**Input material:**

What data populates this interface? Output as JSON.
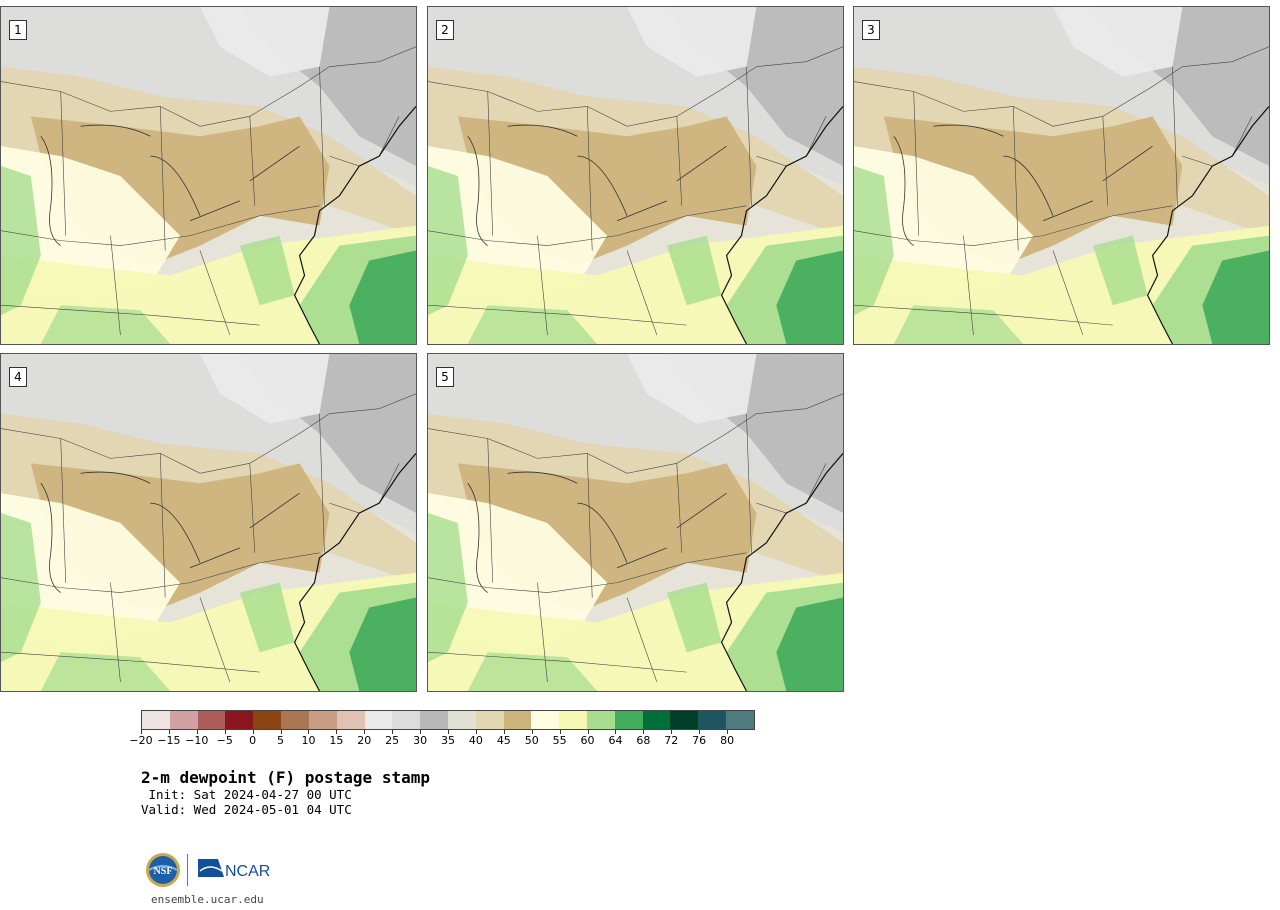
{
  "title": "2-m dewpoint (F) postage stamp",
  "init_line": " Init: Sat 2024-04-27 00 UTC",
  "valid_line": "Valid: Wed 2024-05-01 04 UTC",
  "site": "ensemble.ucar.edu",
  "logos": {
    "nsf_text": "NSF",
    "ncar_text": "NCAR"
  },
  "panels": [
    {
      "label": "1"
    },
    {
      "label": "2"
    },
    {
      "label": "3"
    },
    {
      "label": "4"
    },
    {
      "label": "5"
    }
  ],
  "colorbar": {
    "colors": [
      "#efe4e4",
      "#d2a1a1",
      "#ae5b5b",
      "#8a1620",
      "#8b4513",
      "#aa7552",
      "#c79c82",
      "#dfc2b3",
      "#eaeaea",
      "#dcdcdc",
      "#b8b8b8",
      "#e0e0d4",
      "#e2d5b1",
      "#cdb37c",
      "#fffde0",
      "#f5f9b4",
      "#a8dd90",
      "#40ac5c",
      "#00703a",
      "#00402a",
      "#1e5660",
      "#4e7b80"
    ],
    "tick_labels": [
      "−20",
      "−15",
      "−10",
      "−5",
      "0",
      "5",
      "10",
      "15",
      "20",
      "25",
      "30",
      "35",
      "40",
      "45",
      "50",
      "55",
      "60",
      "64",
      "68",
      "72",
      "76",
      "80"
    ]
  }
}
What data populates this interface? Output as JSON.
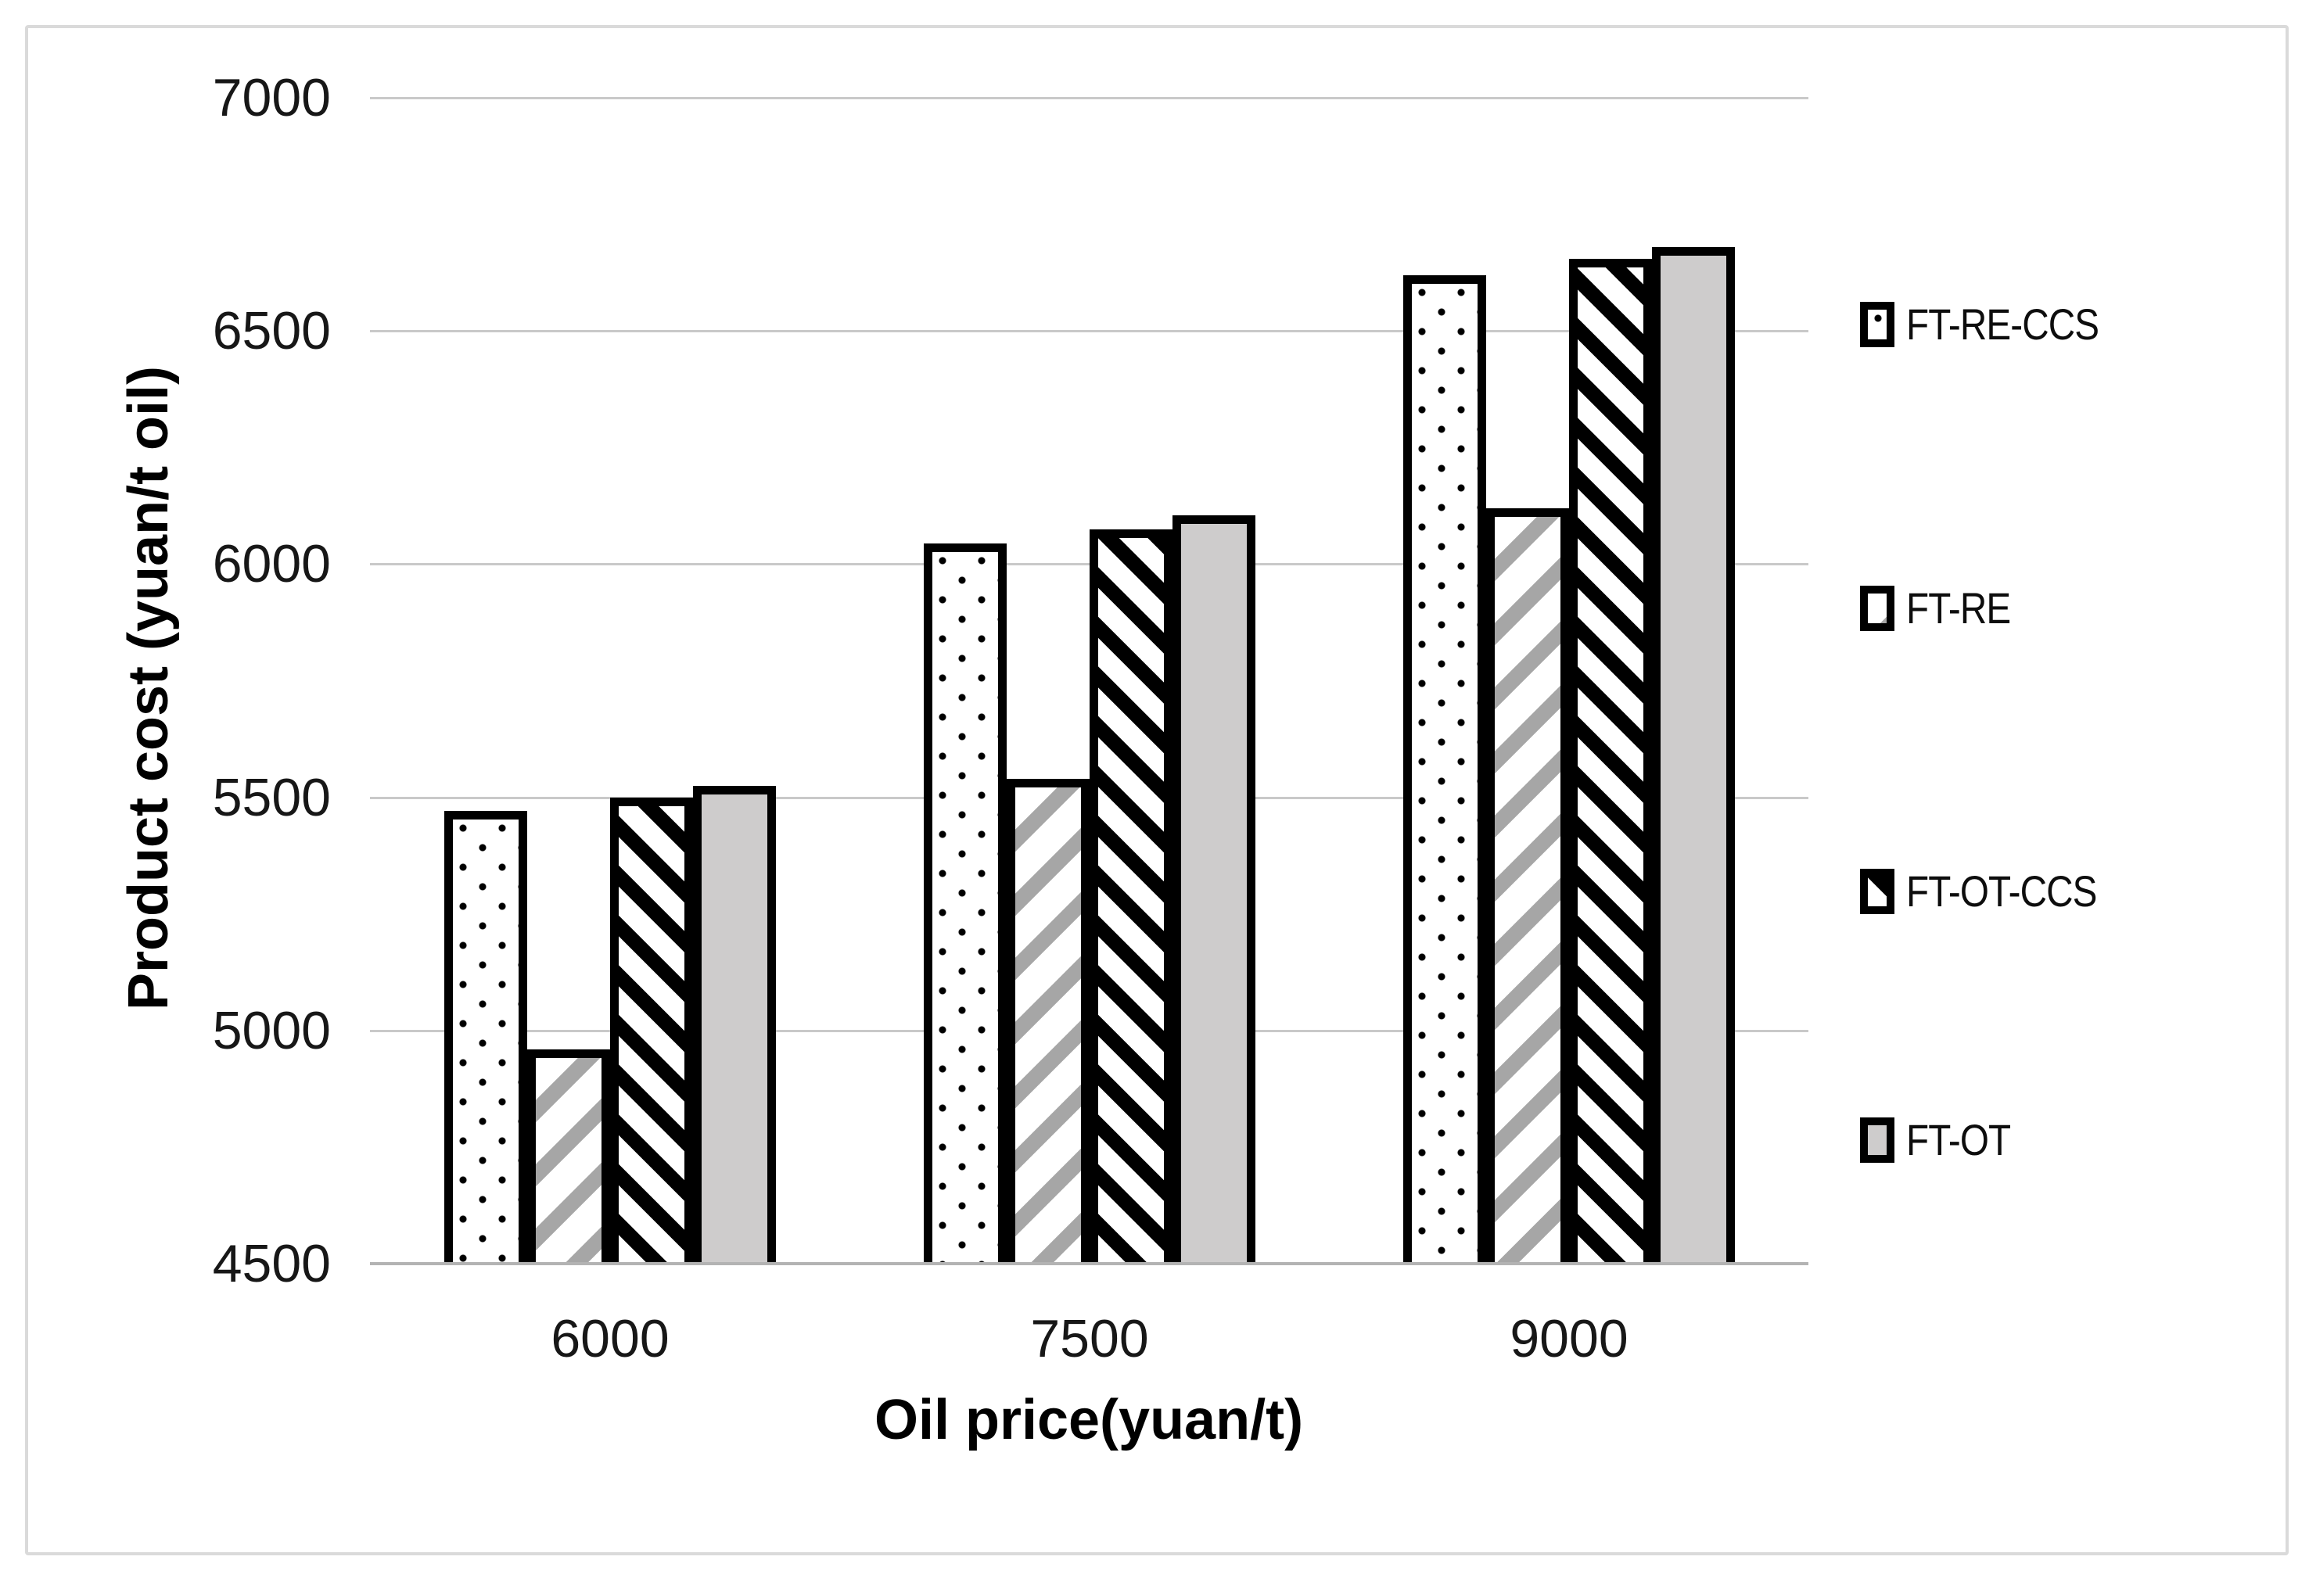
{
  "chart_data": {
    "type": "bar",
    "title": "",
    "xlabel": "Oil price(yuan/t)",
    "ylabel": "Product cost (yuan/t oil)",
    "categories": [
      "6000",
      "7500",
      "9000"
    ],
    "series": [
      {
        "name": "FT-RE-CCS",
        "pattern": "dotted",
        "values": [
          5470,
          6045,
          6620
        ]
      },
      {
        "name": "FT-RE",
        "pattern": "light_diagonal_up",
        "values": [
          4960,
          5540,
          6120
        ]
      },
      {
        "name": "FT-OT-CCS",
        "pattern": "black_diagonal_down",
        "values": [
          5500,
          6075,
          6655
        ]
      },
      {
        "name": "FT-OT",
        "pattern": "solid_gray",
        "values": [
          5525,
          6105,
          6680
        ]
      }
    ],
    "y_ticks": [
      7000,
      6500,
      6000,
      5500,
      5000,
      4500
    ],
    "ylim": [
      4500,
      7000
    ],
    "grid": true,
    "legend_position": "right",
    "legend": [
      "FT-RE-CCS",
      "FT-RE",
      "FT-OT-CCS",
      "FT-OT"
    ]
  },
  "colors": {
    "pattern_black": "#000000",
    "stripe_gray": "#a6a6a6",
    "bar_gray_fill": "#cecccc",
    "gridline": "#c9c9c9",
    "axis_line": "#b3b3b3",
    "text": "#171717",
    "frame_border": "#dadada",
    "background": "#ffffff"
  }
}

--

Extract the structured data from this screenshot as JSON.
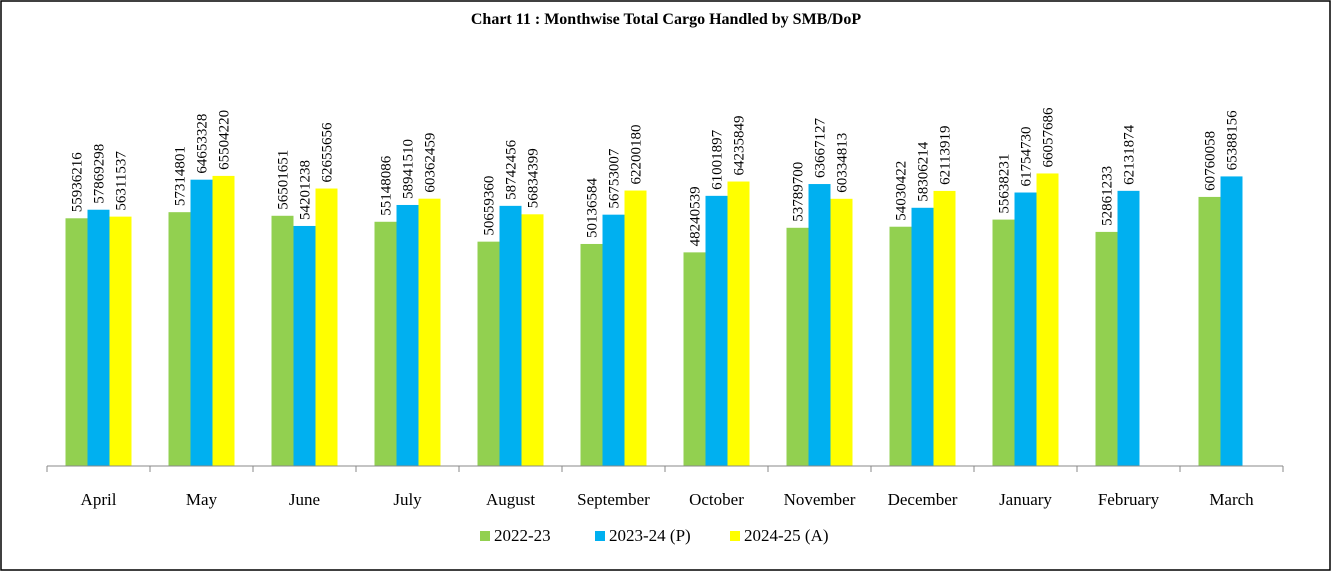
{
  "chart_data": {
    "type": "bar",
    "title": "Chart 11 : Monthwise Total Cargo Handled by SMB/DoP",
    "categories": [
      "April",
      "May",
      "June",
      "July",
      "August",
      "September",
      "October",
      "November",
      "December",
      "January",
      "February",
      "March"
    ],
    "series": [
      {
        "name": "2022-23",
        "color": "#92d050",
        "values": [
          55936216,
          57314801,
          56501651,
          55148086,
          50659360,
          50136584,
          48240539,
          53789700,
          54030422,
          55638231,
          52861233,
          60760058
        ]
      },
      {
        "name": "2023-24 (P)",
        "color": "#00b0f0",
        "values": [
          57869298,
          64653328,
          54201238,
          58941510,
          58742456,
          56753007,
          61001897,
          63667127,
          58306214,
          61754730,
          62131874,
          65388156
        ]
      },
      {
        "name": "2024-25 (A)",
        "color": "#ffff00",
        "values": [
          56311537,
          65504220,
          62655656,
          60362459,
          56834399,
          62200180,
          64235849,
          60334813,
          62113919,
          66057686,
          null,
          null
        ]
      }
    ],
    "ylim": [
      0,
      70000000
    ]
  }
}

**Exercise objective:** Say how many lines contain "title", and give nothing but that number.

**Output:** 3